■ OBJECTIVE ■
Take the records underneath and set them down exactly.

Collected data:
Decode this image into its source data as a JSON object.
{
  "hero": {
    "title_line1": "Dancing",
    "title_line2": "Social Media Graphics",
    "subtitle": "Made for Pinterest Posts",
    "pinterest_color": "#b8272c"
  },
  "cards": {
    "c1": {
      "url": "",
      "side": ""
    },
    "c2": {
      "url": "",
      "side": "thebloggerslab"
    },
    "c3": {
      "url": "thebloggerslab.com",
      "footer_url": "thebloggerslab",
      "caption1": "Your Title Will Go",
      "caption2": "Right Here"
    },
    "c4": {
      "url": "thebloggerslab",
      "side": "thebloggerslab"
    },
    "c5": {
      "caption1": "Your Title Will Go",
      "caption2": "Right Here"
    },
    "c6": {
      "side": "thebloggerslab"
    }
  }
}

■ RESULT OF THE EXERCISE ■
Decode this image into its source data as a JSON object.
{
  "hero": {
    "title_line1": "Dancing",
    "title_line2": "Social Media Graphics",
    "subtitle": "Made for Pinterest Posts",
    "pinterest_color": "#b8272c"
  },
  "cards": {
    "c1": {
      "url": "",
      "side": ""
    },
    "c2": {
      "url": "",
      "side": "thebloggerslab"
    },
    "c3": {
      "url": "thebloggerslab.com",
      "footer_url": "thebloggerslab",
      "caption1": "Your Title Will Go",
      "caption2": "Right Here"
    },
    "c4": {
      "url": "thebloggerslab",
      "side": "thebloggerslab"
    },
    "c5": {
      "caption1": "Your Title Will Go",
      "caption2": "Right Here"
    },
    "c6": {
      "side": "thebloggerslab"
    }
  }
}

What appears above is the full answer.